Dataset records:
↓↓↓

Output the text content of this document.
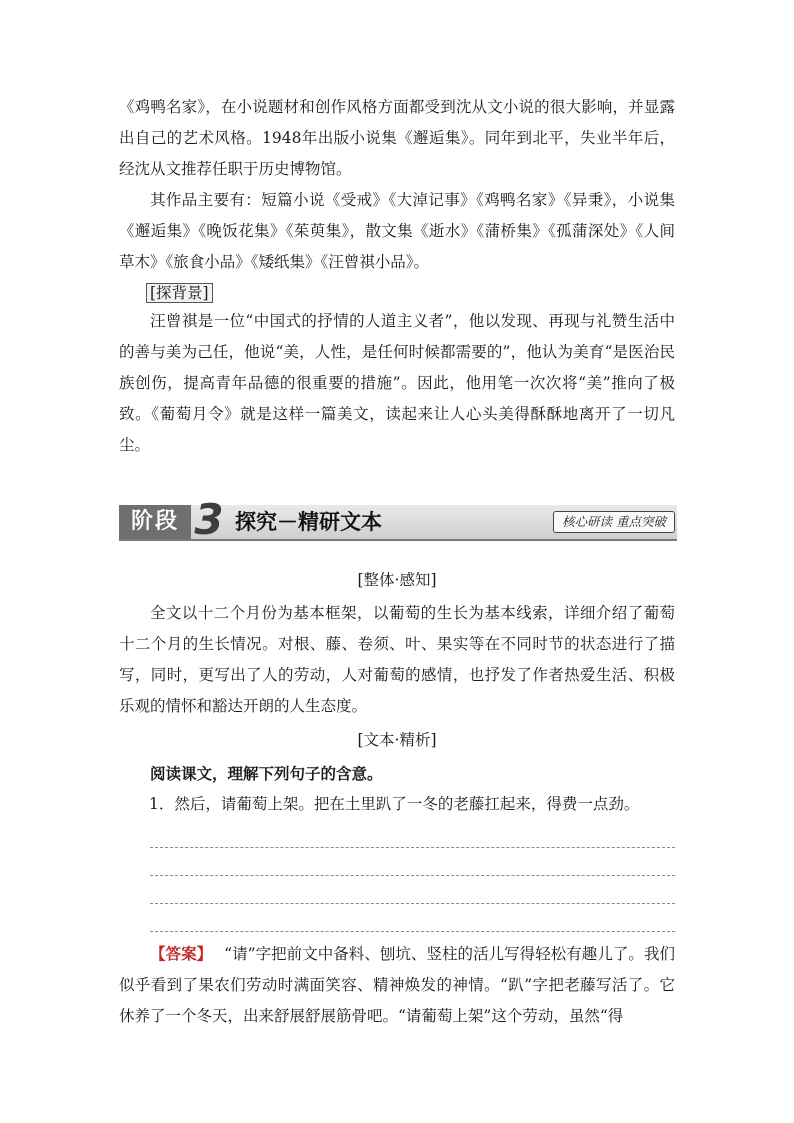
《鸡鸭名家》，在小说题材和创作风格方面都受到沈从文小说的很大影响，并显露出自己的艺术风格。1948年出版小说集《邂逅集》。同年到北平，失业半年后，经沈从文推荐任职于历史博物馆。

其作品主要有：短篇小说《受戒》《大淖记事》《鸡鸭名家》《异秉》，小说集《邂逅集》《晚饭花集》《茱萸集》，散文集《逝水》《蒲桥集》《孤蒲深处》《人间草木》《旅食小品》《矮纸集》《汪曾祺小品》。

[探背景]

汪曾祺是一位“中国式的抒情的人道主义者”，他以发现、再现与礼赞生活中的善与美为己任，他说“美，人性，是任何时候都需要的”，他认为美育“是医治民族创伤，提高青年品德的很重要的措施”。因此，他用笔一次次将“美”推向了极致。《葡萄月令》就是这样一篇美文，读起来让人心头美得酥酥地离开了一切凡尘。

阶段 3 探究－精研文本	核心研读 重点突破

[整体·感知]

全文以十二个月份为基本框架，以葡萄的生长为基本线索，详细介绍了葡萄十二个月的生长情况。对根、藤、卷须、叶、果实等在不同时节的状态进行了描写，同时，更写出了人的劳动，人对葡萄的感情，也抒发了作者热爱生活、积极乐观的情怀和豁达开朗的人生态度。

[文本·精析]

阅读课文，理解下列句子的含意。

1．然后，请葡萄上架。把在土里趴了一冬的老藤扛起来，得费一点劲。

【答案】 “请”字把前文中备料、刨坑、竖柱的活儿写得轻松有趣儿了。我们似乎看到了果农们劳动时满面笑容、精神焕发的神情。“趴”字把老藤写活了。它休养了一个冬天，出来舒展舒展筋骨吧。“请葡萄上架”这个劳动，虽然“得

↑↑↑

Instructions for the task: Reproduce the material in its entirety and word for word, without the pictures.

Exercise solution:
Output the text content of this document.
《鸡鸭名家》，在小说题材和创作风格方面都受到沈从文小说的很大影响，并显露出自己的艺术风格。1948年出版小说集《邂逅集》。同年到北平，失业半年后，经沈从文推荐任职于历史博物馆。

其作品主要有：短篇小说《受戒》《大淖记事》《鸡鸭名家》《异秉》，小说集《邂逅集》《晚饭花集》《茱萸集》，散文集《逝水》《蒲桥集》《孤蒲深处》《人间草木》《旅食小品》《矮纸集》《汪曾祺小品》。

[探背景]

汪曾祺是一位“中国式的抒情的人道主义者”，他以发现、再现与礼赞生活中的善与美为己任，他说“美，人性，是任何时候都需要的”，他认为美育“是医治民族创伤，提高青年品德的很重要的措施”。因此，他用笔一次次将“美”推向了极致。《葡萄月令》就是这样一篇美文，读起来让人心头美得酥酥地离开了一切凡尘。

阶段 3 探究－精研文本	核心研读 重点突破

[整体·感知]

全文以十二个月份为基本框架，以葡萄的生长为基本线索，详细介绍了葡萄十二个月的生长情况。对根、藤、卷须、叶、果实等在不同时节的状态进行了描写，同时，更写出了人的劳动，人对葡萄的感情，也抒发了作者热爱生活、积极乐观的情怀和豁达开朗的人生态度。

[文本·精析]

阅读课文，理解下列句子的含意。

1．然后，请葡萄上架。把在土里趴了一冬的老藤扛起来，得费一点劲。

【答案】 “请”字把前文中备料、刨坑、竖柱的活儿写得轻松有趣儿了。我们似乎看到了果农们劳动时满面笑容、精神焕发的神情。“趴”字把老藤写活了。它休养了一个冬天，出来舒展舒展筋骨吧。“请葡萄上架”这个劳动，虽然“得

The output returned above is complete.